State how many lines of the entries hold the string "Case", and nothing more.

==== Dataset extract

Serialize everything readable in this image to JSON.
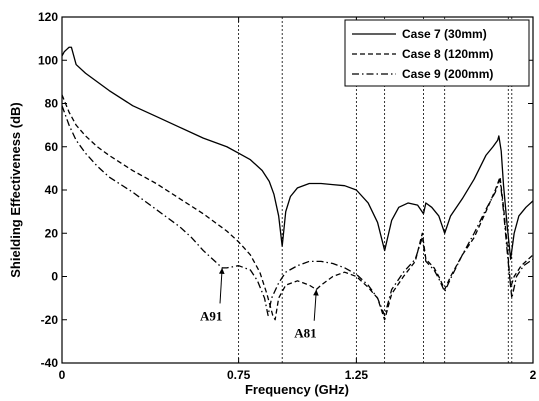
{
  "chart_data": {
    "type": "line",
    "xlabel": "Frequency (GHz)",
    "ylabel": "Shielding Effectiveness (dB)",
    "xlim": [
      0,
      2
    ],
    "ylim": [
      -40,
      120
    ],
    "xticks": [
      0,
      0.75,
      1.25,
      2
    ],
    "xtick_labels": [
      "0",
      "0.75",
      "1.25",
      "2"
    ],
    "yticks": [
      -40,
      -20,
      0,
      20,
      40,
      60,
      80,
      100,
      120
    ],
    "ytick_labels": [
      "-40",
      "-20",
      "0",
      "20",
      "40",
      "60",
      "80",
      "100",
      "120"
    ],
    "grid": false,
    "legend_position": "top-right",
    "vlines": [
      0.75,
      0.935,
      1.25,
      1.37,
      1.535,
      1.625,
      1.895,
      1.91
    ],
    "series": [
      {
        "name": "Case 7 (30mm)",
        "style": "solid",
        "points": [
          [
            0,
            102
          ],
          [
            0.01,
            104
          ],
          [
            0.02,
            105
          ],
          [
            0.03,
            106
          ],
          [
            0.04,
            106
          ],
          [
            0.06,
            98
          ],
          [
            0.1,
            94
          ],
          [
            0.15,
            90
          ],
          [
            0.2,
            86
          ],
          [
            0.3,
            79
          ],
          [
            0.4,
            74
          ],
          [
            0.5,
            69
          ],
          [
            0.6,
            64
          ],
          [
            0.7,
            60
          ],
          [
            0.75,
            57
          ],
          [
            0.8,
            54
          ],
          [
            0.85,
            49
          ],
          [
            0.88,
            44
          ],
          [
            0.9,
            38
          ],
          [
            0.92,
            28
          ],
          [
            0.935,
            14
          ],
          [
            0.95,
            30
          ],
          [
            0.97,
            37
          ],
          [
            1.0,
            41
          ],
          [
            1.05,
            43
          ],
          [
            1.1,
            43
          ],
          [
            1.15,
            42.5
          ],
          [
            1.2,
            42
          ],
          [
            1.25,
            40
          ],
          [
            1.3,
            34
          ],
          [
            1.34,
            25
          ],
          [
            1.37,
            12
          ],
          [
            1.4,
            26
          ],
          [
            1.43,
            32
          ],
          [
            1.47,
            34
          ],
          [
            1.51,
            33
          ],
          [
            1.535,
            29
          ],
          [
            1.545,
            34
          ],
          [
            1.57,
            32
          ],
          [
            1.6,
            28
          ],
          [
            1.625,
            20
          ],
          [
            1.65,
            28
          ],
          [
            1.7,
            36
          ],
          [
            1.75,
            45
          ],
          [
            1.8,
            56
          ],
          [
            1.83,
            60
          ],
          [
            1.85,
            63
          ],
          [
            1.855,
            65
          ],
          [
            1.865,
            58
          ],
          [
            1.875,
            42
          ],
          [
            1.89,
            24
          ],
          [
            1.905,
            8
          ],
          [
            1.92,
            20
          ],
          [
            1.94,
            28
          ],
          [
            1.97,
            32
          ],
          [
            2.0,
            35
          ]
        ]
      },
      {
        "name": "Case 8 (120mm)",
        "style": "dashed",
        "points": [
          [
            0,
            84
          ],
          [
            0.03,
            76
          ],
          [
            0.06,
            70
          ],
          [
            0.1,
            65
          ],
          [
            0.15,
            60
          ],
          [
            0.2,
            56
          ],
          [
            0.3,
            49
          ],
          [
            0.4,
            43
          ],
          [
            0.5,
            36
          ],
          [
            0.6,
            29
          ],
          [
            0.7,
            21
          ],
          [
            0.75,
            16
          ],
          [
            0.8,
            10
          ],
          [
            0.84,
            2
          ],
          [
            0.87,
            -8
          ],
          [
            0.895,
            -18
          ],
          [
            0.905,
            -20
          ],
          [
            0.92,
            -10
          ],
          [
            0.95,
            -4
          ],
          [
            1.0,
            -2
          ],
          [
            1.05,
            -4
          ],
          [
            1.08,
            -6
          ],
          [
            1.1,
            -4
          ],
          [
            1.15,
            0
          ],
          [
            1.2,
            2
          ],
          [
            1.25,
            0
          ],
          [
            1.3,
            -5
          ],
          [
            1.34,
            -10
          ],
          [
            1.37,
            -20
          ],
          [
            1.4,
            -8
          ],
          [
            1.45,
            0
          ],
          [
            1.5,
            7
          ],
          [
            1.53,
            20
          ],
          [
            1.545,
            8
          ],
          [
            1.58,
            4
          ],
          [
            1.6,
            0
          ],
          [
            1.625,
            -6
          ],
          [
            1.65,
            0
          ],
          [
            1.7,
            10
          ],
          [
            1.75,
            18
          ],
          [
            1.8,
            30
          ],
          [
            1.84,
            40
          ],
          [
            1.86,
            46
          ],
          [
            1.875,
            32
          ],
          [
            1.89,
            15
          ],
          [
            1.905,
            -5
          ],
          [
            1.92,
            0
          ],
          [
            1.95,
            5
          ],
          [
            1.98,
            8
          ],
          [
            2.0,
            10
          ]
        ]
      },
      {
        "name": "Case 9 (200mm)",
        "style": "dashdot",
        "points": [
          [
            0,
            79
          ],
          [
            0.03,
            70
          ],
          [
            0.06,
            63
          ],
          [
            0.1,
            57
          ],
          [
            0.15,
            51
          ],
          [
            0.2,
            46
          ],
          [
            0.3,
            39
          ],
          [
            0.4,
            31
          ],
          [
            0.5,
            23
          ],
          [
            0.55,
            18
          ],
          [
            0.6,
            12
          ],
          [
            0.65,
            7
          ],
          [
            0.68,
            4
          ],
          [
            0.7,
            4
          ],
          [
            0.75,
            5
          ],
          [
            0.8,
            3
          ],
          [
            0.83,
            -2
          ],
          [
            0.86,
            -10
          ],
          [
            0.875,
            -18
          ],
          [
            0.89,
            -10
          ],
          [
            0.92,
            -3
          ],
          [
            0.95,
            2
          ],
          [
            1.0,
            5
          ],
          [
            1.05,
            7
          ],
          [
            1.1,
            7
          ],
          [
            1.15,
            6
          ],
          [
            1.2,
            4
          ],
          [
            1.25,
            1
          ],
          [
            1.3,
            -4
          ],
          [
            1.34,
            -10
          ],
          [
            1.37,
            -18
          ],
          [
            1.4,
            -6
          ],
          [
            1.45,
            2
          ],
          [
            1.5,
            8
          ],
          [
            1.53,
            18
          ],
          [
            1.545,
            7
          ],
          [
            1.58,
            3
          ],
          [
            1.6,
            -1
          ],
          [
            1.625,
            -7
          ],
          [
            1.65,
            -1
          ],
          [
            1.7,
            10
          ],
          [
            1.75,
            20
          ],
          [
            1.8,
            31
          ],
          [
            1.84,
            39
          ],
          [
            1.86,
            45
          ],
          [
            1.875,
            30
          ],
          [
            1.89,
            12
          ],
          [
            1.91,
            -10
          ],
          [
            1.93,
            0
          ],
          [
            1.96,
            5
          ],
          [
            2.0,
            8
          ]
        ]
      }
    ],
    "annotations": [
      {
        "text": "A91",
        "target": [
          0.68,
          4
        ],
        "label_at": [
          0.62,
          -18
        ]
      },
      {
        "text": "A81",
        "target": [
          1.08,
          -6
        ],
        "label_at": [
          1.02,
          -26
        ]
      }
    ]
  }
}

========
==== Dataset extract

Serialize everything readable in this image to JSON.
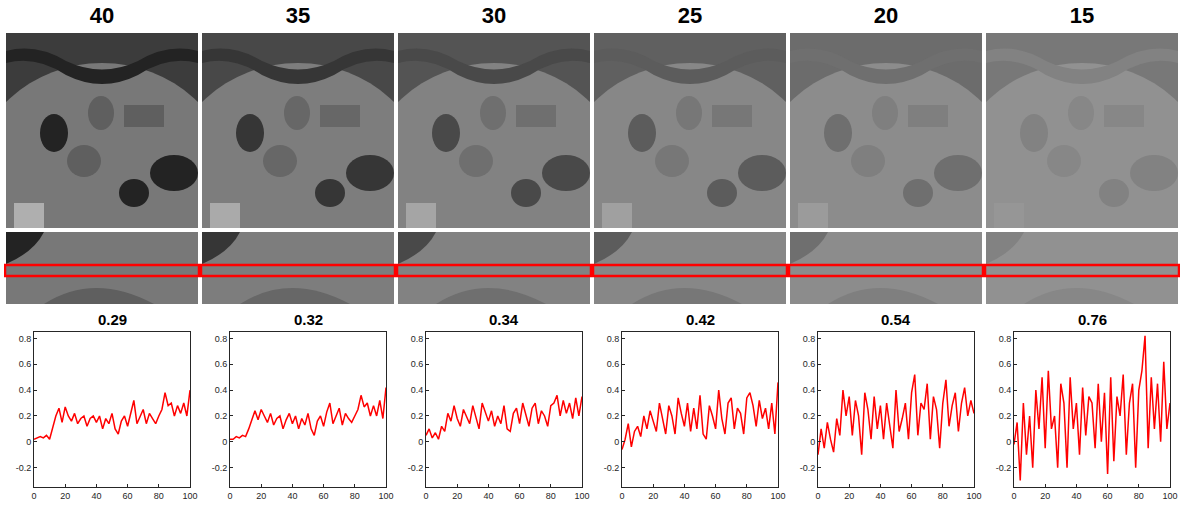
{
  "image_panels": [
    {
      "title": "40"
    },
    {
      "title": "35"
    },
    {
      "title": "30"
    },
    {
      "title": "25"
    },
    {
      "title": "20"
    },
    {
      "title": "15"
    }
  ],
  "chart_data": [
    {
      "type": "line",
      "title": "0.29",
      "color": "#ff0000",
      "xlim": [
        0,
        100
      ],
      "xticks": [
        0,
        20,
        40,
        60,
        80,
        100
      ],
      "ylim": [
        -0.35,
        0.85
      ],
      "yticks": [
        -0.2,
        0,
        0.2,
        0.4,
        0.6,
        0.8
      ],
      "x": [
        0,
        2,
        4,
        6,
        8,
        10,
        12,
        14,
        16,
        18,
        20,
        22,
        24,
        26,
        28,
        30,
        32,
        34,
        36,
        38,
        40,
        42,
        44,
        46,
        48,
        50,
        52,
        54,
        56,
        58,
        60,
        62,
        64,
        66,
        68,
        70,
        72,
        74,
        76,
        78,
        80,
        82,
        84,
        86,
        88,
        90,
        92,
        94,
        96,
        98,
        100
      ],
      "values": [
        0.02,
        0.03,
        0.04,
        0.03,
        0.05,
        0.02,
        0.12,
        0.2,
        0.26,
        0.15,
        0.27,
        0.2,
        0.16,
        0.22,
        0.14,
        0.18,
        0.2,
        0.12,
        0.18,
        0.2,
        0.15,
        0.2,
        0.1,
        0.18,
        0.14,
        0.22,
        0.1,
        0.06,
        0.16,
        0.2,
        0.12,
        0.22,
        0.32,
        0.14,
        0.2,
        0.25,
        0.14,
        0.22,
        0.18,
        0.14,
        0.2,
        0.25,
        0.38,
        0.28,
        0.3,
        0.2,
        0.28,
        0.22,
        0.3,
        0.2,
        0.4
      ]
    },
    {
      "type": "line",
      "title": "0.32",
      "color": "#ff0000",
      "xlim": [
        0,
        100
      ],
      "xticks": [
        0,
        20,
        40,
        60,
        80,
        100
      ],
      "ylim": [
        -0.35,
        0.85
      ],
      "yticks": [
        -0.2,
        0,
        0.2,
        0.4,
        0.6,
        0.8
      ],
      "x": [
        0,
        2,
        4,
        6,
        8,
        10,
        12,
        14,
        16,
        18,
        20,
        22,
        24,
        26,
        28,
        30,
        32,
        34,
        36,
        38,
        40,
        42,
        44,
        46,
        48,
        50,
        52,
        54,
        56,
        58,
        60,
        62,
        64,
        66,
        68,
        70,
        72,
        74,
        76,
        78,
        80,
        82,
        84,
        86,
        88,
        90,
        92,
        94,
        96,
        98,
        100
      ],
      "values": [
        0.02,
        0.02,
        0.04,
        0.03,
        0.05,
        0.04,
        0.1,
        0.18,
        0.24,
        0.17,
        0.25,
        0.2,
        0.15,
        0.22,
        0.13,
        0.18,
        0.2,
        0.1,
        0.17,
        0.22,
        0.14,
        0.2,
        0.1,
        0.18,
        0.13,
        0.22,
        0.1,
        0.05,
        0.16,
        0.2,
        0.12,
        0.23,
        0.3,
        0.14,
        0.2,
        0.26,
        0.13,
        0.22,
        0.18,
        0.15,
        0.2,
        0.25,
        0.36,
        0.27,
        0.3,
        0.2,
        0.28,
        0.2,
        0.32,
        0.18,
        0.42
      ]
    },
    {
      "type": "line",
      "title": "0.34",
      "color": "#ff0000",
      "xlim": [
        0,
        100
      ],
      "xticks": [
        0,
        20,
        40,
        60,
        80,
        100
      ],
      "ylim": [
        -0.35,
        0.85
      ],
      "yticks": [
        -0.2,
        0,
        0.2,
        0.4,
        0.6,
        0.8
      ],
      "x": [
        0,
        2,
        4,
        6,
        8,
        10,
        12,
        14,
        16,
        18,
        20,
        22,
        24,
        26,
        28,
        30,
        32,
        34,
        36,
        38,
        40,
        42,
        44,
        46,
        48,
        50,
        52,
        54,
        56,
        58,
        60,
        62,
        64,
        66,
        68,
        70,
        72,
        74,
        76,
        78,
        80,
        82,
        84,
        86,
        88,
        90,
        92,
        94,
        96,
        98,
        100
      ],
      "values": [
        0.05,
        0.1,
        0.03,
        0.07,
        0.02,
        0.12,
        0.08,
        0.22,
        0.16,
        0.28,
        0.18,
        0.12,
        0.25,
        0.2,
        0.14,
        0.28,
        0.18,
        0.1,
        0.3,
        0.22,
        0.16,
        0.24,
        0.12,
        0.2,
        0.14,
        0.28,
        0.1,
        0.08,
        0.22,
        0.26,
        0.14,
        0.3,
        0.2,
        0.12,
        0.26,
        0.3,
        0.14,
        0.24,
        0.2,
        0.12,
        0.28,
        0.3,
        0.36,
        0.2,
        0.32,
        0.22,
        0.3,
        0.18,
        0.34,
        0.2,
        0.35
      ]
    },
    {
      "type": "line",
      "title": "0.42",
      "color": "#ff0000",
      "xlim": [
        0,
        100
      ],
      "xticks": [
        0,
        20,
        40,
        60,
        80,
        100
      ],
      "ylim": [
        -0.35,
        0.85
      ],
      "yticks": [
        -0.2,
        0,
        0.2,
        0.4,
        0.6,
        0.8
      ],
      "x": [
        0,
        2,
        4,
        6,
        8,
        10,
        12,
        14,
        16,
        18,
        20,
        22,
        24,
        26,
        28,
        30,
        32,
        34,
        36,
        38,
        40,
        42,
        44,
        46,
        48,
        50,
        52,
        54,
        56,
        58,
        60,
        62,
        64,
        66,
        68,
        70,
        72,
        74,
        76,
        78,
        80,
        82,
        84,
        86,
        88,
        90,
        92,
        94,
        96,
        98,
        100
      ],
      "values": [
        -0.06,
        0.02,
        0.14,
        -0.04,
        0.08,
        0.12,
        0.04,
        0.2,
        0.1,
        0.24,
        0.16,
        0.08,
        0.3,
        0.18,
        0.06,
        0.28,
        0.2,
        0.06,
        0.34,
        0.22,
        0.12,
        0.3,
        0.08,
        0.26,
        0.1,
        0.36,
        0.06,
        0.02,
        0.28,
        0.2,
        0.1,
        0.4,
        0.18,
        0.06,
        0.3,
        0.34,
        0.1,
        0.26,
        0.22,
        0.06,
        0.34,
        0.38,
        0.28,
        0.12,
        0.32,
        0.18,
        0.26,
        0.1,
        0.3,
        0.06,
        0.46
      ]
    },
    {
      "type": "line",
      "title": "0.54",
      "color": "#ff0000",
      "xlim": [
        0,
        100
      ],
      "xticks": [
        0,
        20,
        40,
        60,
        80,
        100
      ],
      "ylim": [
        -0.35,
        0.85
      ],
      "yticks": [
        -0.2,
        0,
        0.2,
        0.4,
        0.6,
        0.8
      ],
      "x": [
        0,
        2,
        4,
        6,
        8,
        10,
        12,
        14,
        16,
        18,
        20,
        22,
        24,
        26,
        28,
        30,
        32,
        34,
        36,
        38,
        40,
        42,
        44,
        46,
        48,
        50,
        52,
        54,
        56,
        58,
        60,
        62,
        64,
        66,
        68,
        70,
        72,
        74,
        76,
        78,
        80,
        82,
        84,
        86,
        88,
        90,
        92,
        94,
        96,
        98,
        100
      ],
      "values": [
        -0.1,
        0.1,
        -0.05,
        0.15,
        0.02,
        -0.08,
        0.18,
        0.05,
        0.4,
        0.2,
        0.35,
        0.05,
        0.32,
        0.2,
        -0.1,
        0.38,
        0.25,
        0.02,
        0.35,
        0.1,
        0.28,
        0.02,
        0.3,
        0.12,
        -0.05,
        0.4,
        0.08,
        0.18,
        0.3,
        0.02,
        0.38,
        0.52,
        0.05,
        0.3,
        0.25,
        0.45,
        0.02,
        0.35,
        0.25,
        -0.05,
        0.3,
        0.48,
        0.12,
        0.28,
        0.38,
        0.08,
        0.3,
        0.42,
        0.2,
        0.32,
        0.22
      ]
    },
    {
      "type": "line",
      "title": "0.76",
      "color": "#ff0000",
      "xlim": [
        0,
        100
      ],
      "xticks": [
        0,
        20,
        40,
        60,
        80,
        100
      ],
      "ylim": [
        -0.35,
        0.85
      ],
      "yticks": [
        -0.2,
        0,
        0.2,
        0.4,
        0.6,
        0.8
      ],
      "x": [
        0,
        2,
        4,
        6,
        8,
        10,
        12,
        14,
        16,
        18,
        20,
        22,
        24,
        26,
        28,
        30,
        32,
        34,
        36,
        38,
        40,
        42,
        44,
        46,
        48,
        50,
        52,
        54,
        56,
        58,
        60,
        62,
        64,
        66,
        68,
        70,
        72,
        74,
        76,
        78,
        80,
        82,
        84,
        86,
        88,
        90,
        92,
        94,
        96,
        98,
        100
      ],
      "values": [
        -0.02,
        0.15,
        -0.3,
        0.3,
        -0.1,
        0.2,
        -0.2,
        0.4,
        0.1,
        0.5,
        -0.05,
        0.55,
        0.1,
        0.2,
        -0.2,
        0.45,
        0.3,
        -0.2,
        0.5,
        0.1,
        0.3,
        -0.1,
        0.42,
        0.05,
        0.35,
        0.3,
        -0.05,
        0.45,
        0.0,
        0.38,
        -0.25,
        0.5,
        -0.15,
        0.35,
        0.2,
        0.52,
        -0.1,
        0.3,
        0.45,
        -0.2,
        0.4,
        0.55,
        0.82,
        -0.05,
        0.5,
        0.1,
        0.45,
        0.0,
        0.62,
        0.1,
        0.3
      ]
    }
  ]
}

========

# Exercise answer:
3